→ What is expected:
Take every line from the material that has the word "title" in it.

(Data tied to figure images)
▶

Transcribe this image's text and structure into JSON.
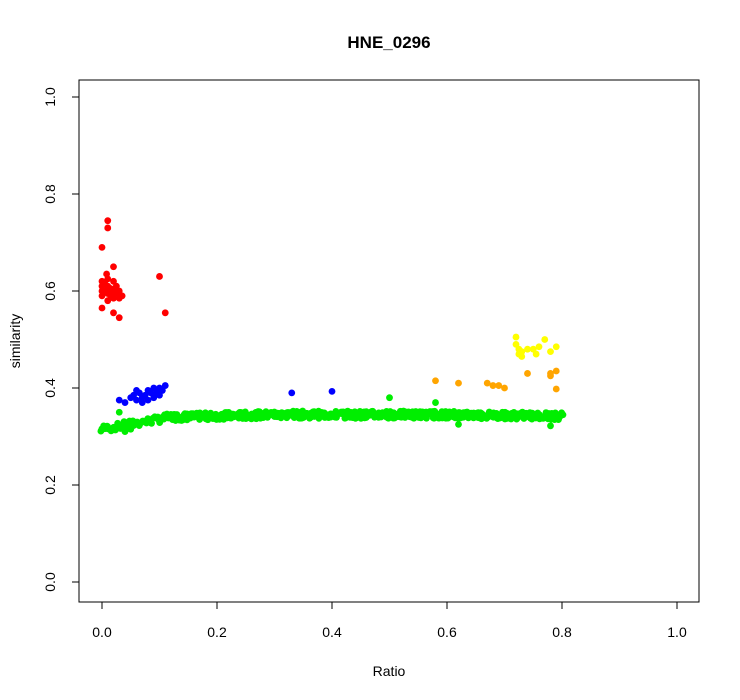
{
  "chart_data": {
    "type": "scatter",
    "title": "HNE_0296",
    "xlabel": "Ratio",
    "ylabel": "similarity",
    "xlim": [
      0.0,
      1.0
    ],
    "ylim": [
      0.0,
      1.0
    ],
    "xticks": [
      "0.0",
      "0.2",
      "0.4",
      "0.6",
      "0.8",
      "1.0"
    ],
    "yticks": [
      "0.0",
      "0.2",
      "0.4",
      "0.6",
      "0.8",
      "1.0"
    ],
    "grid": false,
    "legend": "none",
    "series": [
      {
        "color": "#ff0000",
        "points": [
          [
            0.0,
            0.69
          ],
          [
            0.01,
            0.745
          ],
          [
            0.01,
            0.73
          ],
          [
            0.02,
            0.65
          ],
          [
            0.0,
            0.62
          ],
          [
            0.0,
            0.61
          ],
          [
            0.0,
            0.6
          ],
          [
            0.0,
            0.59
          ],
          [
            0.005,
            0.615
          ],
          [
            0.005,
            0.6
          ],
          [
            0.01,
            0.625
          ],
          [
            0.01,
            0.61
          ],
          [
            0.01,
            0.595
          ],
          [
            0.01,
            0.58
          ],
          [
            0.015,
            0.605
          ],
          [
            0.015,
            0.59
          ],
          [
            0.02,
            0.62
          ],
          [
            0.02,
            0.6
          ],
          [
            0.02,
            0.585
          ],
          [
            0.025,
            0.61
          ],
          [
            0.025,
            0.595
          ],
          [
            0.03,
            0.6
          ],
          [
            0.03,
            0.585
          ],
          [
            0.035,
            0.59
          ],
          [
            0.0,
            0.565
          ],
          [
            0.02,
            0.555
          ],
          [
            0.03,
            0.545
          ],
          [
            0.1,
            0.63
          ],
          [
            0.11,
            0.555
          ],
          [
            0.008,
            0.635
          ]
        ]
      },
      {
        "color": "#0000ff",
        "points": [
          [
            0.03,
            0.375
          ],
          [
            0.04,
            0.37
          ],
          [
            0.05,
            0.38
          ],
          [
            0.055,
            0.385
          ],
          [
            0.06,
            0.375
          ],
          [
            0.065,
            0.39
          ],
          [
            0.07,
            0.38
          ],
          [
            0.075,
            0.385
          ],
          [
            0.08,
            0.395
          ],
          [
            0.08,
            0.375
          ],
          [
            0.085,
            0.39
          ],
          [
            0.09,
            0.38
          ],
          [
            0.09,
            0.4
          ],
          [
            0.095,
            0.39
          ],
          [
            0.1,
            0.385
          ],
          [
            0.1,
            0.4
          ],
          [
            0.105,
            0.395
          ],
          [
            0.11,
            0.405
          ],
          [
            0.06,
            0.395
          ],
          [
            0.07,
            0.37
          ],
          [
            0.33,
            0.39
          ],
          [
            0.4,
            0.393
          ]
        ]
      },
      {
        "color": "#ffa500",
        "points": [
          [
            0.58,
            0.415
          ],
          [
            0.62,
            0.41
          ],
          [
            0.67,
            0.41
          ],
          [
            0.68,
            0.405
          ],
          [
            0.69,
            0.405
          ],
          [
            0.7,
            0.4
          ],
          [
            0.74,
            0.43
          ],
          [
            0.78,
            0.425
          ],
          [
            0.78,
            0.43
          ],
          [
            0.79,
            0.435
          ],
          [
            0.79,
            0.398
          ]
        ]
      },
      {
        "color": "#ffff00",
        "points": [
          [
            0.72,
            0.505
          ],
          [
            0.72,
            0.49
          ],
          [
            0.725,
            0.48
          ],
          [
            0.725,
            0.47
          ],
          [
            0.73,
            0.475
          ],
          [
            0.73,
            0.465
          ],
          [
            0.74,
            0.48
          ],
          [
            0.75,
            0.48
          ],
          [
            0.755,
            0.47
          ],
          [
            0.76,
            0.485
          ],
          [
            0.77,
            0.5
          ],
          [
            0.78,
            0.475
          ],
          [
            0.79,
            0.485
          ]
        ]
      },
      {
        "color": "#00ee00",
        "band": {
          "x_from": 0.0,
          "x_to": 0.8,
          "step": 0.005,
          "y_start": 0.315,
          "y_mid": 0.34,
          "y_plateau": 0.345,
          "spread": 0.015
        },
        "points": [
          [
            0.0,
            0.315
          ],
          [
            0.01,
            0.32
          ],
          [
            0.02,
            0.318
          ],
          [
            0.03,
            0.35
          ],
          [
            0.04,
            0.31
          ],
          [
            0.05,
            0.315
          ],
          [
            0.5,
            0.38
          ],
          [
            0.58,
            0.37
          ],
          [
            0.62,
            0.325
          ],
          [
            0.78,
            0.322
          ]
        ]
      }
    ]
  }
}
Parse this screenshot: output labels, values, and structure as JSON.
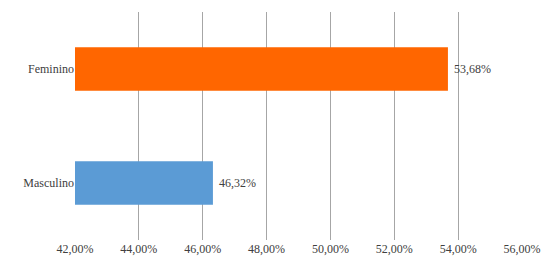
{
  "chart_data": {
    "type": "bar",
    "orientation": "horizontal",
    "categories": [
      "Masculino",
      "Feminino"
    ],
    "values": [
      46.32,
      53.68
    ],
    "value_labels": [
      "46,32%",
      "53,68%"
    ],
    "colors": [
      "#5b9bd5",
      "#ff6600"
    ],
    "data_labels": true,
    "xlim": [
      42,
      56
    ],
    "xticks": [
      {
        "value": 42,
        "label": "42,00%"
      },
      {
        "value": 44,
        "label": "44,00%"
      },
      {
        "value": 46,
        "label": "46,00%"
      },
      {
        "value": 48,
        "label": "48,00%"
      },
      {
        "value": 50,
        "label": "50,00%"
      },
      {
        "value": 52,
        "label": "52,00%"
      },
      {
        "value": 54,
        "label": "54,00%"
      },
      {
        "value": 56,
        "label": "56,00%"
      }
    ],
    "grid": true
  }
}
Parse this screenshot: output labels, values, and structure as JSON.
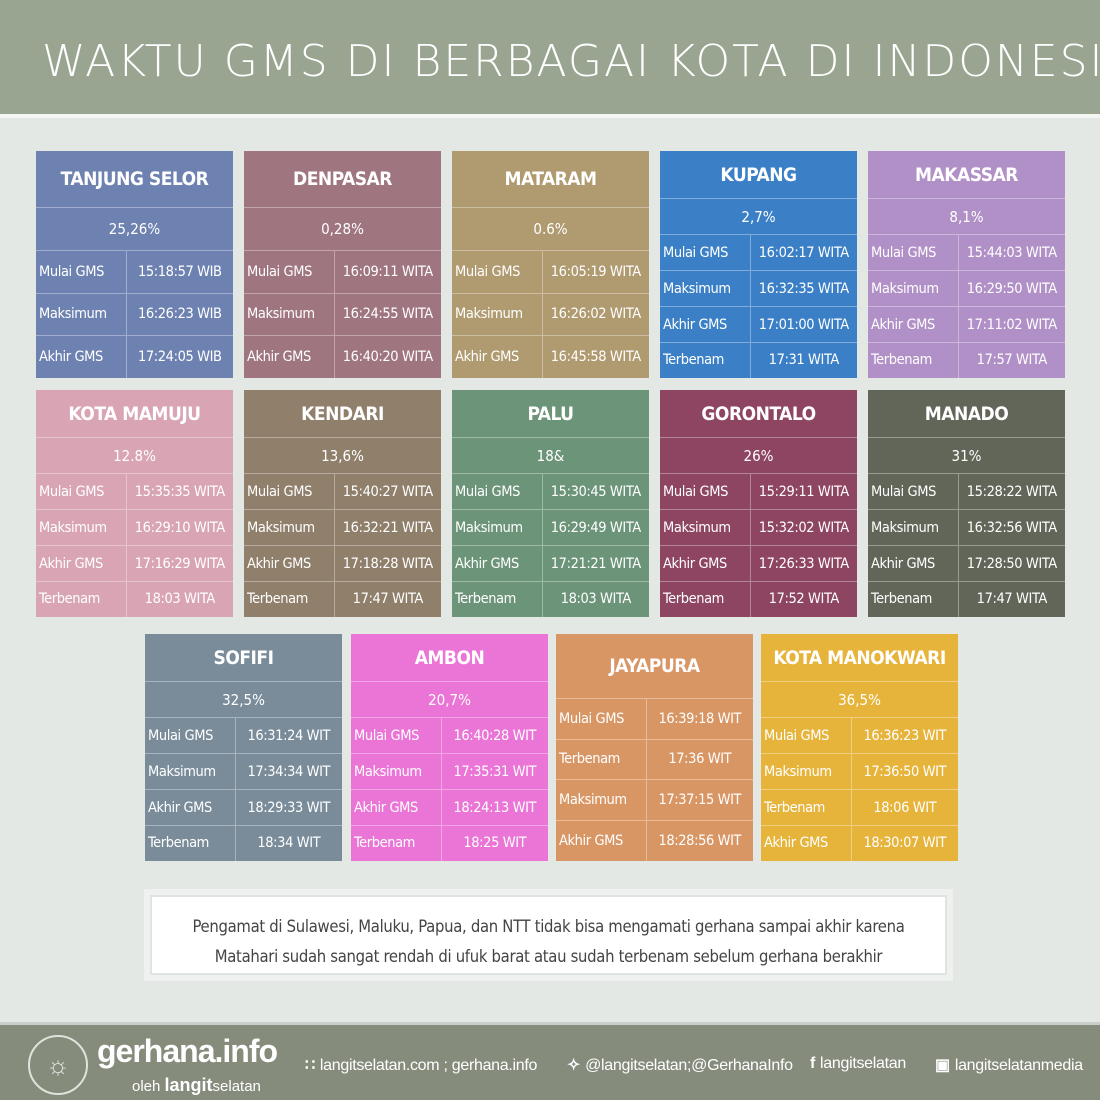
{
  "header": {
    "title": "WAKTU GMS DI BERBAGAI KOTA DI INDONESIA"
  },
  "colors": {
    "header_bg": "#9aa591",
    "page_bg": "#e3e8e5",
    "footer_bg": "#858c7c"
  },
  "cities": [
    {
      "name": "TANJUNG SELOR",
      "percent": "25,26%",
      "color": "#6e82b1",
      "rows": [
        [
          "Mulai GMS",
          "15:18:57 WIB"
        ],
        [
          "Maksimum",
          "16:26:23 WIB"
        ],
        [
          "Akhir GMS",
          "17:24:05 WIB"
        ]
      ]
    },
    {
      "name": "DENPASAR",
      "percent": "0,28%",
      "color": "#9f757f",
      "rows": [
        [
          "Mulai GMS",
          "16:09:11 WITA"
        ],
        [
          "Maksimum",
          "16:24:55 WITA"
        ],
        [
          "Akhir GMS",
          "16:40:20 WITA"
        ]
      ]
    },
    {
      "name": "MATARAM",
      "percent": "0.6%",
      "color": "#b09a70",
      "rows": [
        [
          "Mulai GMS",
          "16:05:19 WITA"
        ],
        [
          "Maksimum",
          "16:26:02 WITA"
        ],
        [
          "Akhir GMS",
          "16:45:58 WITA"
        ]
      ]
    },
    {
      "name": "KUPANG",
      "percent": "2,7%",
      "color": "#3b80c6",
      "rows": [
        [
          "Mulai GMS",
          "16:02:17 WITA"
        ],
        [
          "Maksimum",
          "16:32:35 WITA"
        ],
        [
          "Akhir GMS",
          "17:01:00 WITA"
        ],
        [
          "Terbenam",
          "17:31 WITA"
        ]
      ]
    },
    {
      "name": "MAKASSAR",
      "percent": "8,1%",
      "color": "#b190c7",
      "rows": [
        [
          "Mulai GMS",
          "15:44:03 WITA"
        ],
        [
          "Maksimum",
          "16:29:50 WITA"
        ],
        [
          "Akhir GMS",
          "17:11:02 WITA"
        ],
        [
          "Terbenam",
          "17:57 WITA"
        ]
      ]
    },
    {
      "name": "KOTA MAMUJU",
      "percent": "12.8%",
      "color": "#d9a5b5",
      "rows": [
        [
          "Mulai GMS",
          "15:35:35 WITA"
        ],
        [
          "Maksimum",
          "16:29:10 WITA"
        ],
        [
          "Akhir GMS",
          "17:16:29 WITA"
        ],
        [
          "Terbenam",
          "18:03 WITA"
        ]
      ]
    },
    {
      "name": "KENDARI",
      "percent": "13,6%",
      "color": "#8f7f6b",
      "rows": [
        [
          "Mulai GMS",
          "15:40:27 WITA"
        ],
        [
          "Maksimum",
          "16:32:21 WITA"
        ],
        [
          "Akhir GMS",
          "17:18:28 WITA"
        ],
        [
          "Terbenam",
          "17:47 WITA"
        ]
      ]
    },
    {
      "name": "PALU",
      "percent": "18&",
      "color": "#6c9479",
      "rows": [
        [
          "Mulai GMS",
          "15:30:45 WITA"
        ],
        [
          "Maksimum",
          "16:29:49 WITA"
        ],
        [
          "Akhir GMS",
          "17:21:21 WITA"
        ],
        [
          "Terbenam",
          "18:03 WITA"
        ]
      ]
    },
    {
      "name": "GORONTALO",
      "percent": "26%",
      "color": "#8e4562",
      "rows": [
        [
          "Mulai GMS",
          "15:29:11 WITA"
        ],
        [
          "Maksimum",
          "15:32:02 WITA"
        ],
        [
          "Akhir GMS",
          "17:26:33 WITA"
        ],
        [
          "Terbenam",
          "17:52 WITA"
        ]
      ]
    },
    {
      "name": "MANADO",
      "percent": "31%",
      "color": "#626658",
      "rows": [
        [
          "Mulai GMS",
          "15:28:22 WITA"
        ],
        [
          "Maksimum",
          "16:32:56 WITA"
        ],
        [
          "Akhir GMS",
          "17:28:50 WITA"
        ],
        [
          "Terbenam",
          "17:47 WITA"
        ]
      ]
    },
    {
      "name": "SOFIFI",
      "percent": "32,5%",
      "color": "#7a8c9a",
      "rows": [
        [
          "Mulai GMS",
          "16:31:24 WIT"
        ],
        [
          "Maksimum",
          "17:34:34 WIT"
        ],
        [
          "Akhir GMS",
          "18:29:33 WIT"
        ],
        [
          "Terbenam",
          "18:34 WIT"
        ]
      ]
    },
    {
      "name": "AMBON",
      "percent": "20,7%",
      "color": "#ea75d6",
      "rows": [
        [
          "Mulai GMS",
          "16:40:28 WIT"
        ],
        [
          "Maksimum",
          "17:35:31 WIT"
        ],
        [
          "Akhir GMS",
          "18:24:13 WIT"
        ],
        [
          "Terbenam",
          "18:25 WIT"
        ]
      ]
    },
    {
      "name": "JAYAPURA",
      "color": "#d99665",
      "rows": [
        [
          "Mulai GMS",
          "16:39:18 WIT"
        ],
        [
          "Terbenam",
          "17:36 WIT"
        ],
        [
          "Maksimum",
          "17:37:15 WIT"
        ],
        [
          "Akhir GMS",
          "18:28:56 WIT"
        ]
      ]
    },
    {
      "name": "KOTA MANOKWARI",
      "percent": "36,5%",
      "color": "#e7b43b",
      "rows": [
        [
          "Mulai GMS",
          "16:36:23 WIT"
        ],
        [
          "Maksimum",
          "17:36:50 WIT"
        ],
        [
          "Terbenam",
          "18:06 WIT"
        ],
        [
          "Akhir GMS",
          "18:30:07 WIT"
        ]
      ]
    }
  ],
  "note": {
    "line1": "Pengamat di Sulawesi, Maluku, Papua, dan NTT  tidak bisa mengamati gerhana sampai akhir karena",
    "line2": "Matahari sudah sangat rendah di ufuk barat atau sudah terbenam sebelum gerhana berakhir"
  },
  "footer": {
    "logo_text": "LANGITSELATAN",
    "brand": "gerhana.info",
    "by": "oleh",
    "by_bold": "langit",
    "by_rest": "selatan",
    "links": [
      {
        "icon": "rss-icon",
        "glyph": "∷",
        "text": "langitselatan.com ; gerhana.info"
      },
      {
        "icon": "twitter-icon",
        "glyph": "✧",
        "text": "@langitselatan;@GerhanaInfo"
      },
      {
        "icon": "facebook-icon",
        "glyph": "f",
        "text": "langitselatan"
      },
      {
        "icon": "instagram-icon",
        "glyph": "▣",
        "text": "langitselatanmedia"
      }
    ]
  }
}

◀

→ Final result:
    "title": "HNE_0296",
    "title": "WAKTU GMS DI BERBAGAI KOTA DI INDONESIA"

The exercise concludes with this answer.